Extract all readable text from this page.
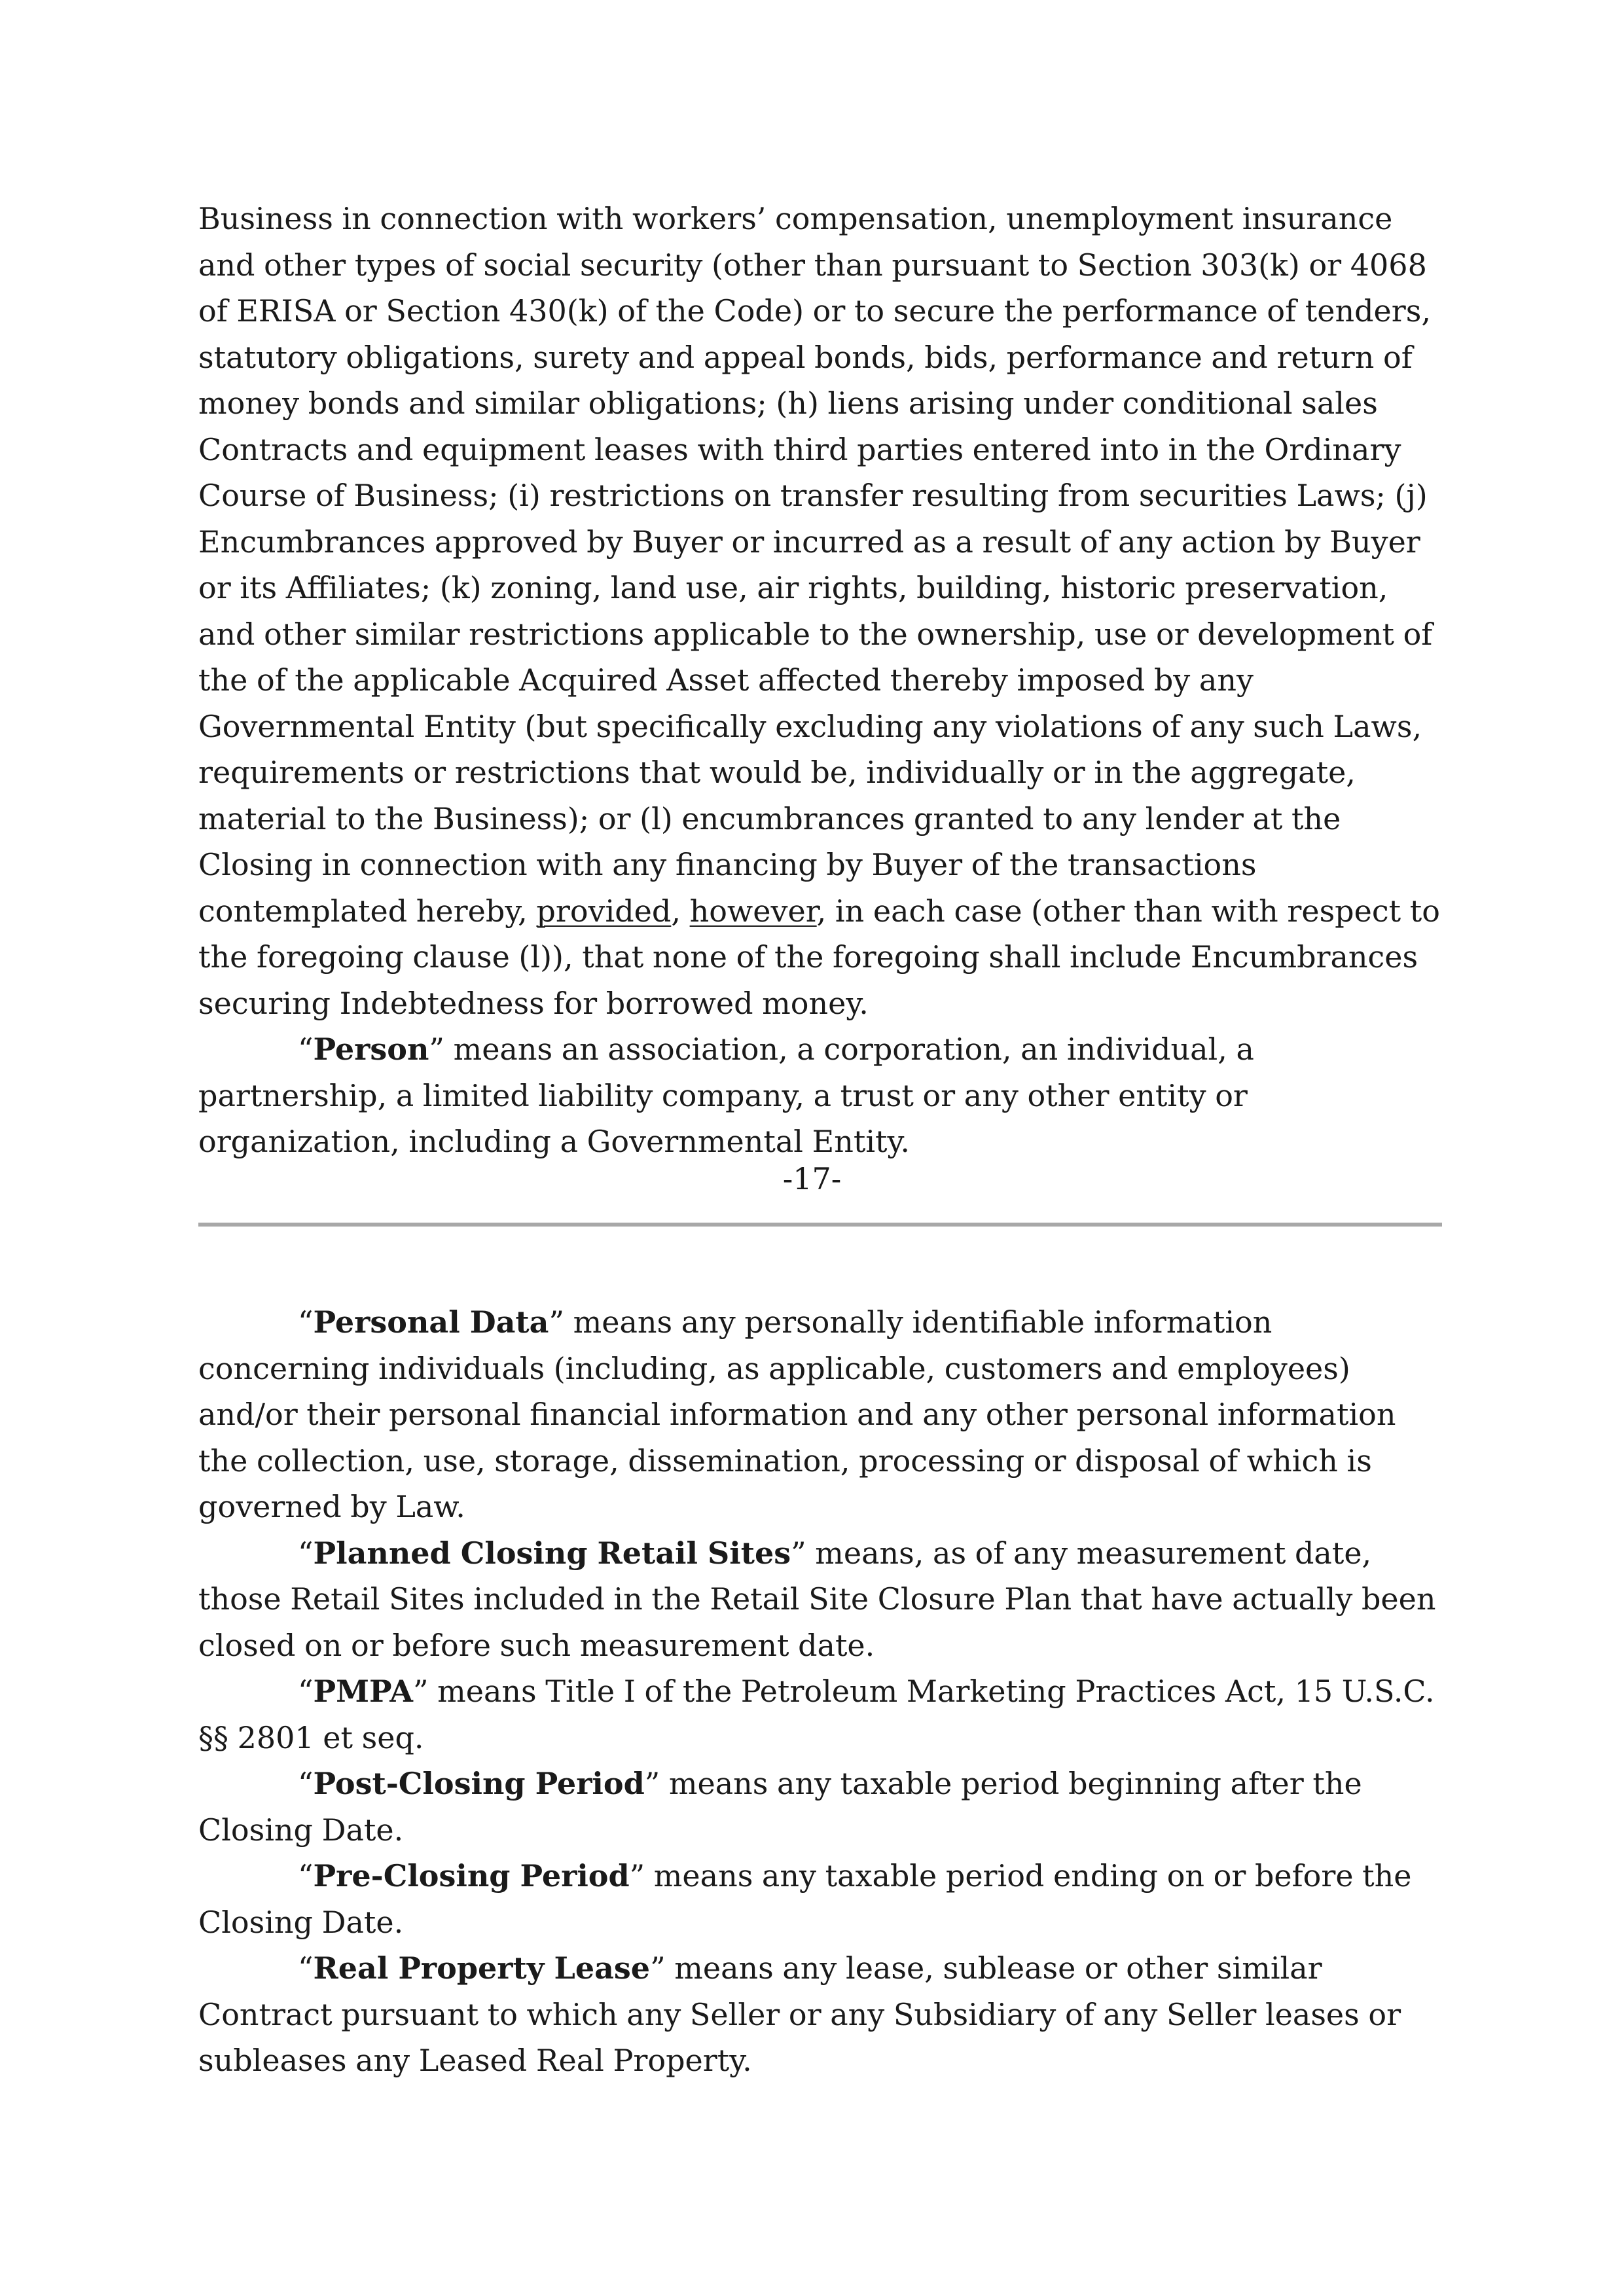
Business in connection with workers’ compensation, unemployment insurance and other types of social security (other than pursuant to Section 303(k) or 4068 of ERISA or Section 430(k) of the Code) or to secure the performance of tenders, statutory obligations, surety and appeal bonds, bids, performance and return of money bonds and similar obligations; (h) liens arising under conditional sales Contracts and equipment leases with third parties entered into in the Ordinary Course of Business; (i) restrictions on transfer resulting from securities Laws; (j) Encumbrances approved by Buyer or incurred as a result of any action by Buyer or its Affiliates; (k) zoning, land use, air rights, building, historic preservation, and other similar restrictions applicable to the ownership, use or development of the of the applicable Acquired Asset affected thereby imposed by any Governmental Entity (but specifically excluding any violations of any such Laws, requirements or restrictions that would be, individually or in the aggregate, material to the Business); or (l) encumbrances granted to any lender at the Closing in connection with any financing by Buyer of the transactions contemplated hereby, provided, however, in each case (other than with respect to the foregoing clause (l)), that none of the foregoing shall include Encumbrances securing Indebtedness for borrowed money.

“Person” means an association, a corporation, an individual, a partnership, a limited liability company, a trust or any other entity or organization, including a Governmental Entity.

-17-

“Personal Data” means any personally identifiable information concerning individuals (including, as applicable, customers and employees) and/or their personal financial information and any other personal information the collection, use, storage, dissemination, processing or disposal of which is governed by Law.

“Planned Closing Retail Sites” means, as of any measurement date, those Retail Sites included in the Retail Site Closure Plan that have actually been closed on or before such measurement date.

“PMPA” means Title I of the Petroleum Marketing Practices Act, 15 U.S.C. §§ 2801 et seq.

“Post-Closing Period” means any taxable period beginning after the Closing Date.

“Pre-Closing Period” means any taxable period ending on or before the Closing Date.

“Real Property Lease” means any lease, sublease or other similar Contract pursuant to which any Seller or any Subsidiary of any Seller leases or subleases any Leased Real Property.
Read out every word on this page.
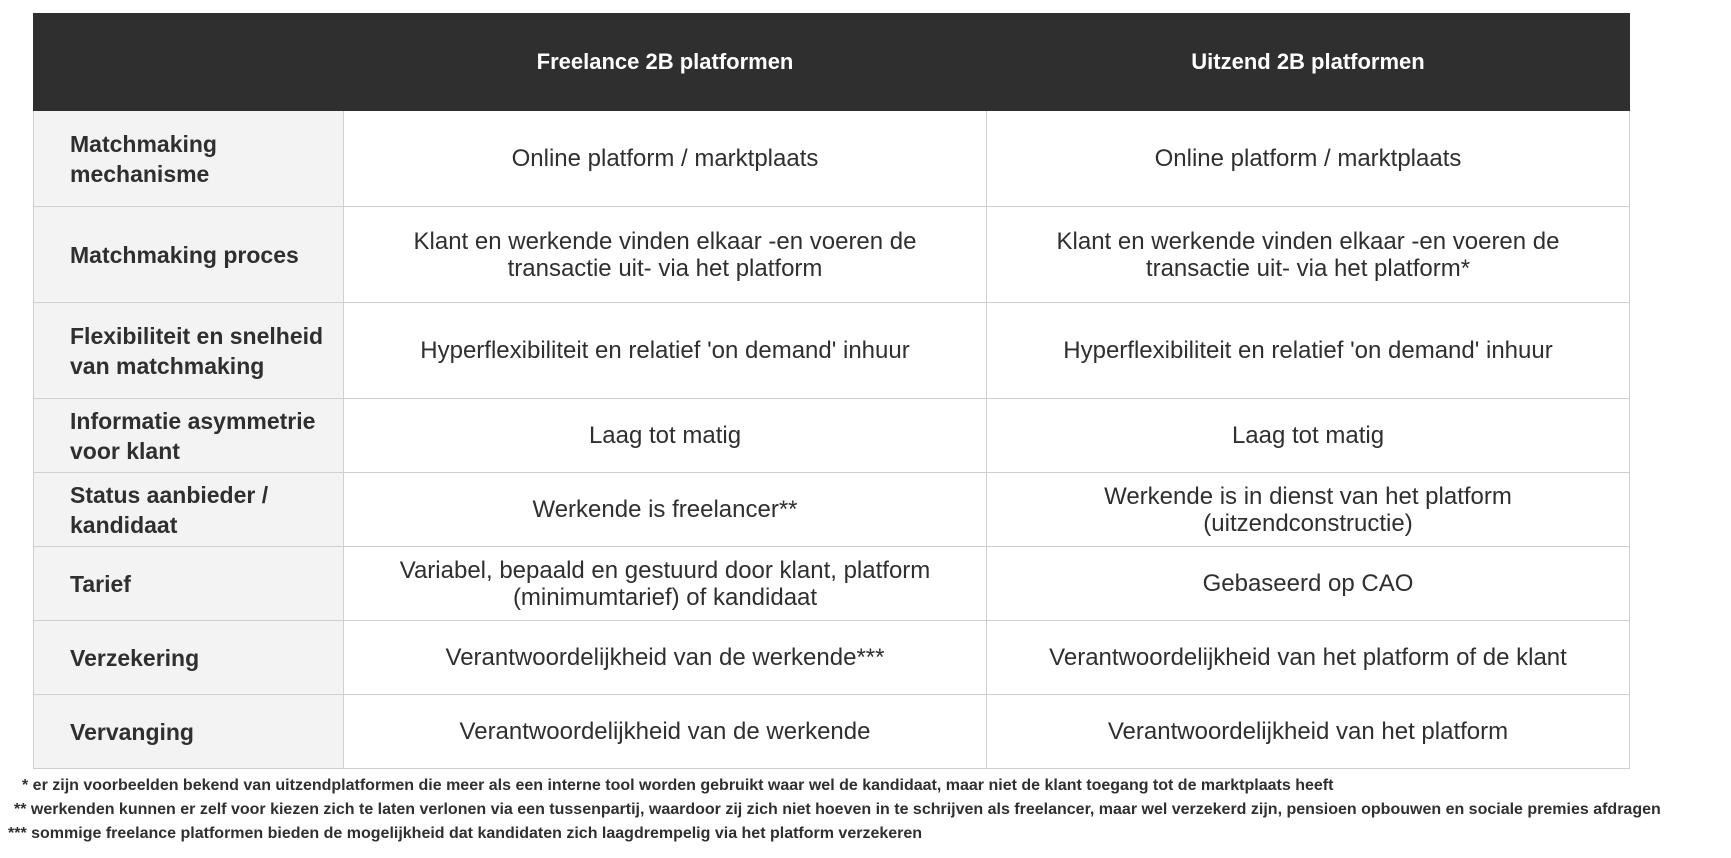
	Freelance 2B platformen	Uitzend 2B platformen
Matchmaking mechanisme	Online platform / marktplaats	Online platform / marktplaats
Matchmaking proces	Klant en werkende vinden elkaar -en voeren de transactie uit- via het platform	Klant en werkende vinden elkaar -en voeren de transactie uit- via het platform*
Flexibiliteit en snelheid van matchmaking	Hyperflexibiliteit en relatief 'on demand' inhuur	Hyperflexibiliteit en relatief 'on demand' inhuur
Informatie asymmetrie voor klant	Laag tot matig	Laag tot matig
Status aanbieder / kandidaat	Werkende is freelancer**	Werkende is in dienst van het platform (uitzendconstructie)
Tarief	Variabel, bepaald en gestuurd door klant, platform (minimumtarief) of kandidaat	Gebaseerd op CAO
Verzekering	Verantwoordelijkheid van de werkende***	Verantwoordelijkheid van het platform of de klant
Vervanging	Verantwoordelijkheid van de werkende	Verantwoordelijkheid van het platform
* er zijn voorbeelden bekend van uitzendplatformen die meer als een interne tool worden gebruikt waar wel de kandidaat, maar niet de klant toegang tot de marktplaats heeft
** werkenden kunnen er zelf voor kiezen zich te laten verlonen via een tussenpartij, waardoor zij zich niet hoeven in te schrijven als freelancer, maar wel verzekerd zijn, pensioen opbouwen en sociale premies afdragen
*** sommige freelance platformen bieden de mogelijkheid dat kandidaten zich laagdrempelig via het platform verzekeren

----------------

- [Task goal]
Exclude every picture and copy the remaining data exactly.

- [Complete answer]
Extract all readable text from this page.
Business in connection with workers’ compensation, unemployment insurance and other types of social security (other than pursuant to Section 303(k) or 4068 of ERISA or Section 430(k) of the Code) or to secure the performance of tenders, statutory obligations, surety and appeal bonds, bids, performance and return of money bonds and similar obligations; (h) liens arising under conditional sales Contracts and equipment leases with third parties entered into in the Ordinary Course of Business; (i) restrictions on transfer resulting from securities Laws; (j) Encumbrances approved by Buyer or incurred as a result of any action by Buyer or its Affiliates; (k) zoning, land use, air rights, building, historic preservation, and other similar restrictions applicable to the ownership, use or development of the of the applicable Acquired Asset affected thereby imposed by any Governmental Entity (but specifically excluding any violations of any such Laws, requirements or restrictions that would be, individually or in the aggregate, material to the Business); or (l) encumbrances granted to any lender at the Closing in connection with any financing by Buyer of the transactions contemplated hereby, provided, however, in each case (other than with respect to the foregoing clause (l)), that none of the foregoing shall include Encumbrances securing Indebtedness for borrowed money.

“Person” means an association, a corporation, an individual, a partnership, a limited liability company, a trust or any other entity or organization, including a Governmental Entity.

-17-

“Personal Data” means any personally identifiable information concerning individuals (including, as applicable, customers and employees) and/or their personal financial information and any other personal information the collection, use, storage, dissemination, processing or disposal of which is governed by Law.

“Planned Closing Retail Sites” means, as of any measurement date, those Retail Sites included in the Retail Site Closure Plan that have actually been closed on or before such measurement date.

“PMPA” means Title I of the Petroleum Marketing Practices Act, 15 U.S.C. §§ 2801 et seq.

“Post-Closing Period” means any taxable period beginning after the Closing Date.

“Pre-Closing Period” means any taxable period ending on or before the Closing Date.

“Real Property Lease” means any lease, sublease or other similar Contract pursuant to which any Seller or any Subsidiary of any Seller leases or subleases any Leased Real Property.
Read out every word on this page.
	Freelance 2B platformen	Uitzend 2B platformen
Matchmaking mechanisme	Online platform / marktplaats	Online platform / marktplaats
Matchmaking proces	Klant en werkende vinden elkaar -en voeren de transactie uit- via het platform	Klant en werkende vinden elkaar -en voeren de transactie uit- via het platform*
Flexibiliteit en snelheid van matchmaking	Hyperflexibiliteit en relatief 'on demand' inhuur	Hyperflexibiliteit en relatief 'on demand' inhuur
Informatie asymmetrie voor klant	Laag tot matig	Laag tot matig
Status aanbieder / kandidaat	Werkende is freelancer**	Werkende is in dienst van het platform (uitzendconstructie)
Tarief	Variabel, bepaald en gestuurd door klant, platform (minimumtarief) of kandidaat	Gebaseerd op CAO
Verzekering	Verantwoordelijkheid van de werkende***	Verantwoordelijkheid van het platform of de klant
Vervanging	Verantwoordelijkheid van de werkende	Verantwoordelijkheid van het platform
* er zijn voorbeelden bekend van uitzendplatformen die meer als een interne tool worden gebruikt waar wel de kandidaat, maar niet de klant toegang tot de marktplaats heeft
** werkenden kunnen er zelf voor kiezen zich te laten verlonen via een tussenpartij, waardoor zij zich niet hoeven in te schrijven als freelancer, maar wel verzekerd zijn, pensioen opbouwen en sociale premies afdragen
*** sommige freelance platformen bieden de mogelijkheid dat kandidaten zich laagdrempelig via het platform verzekeren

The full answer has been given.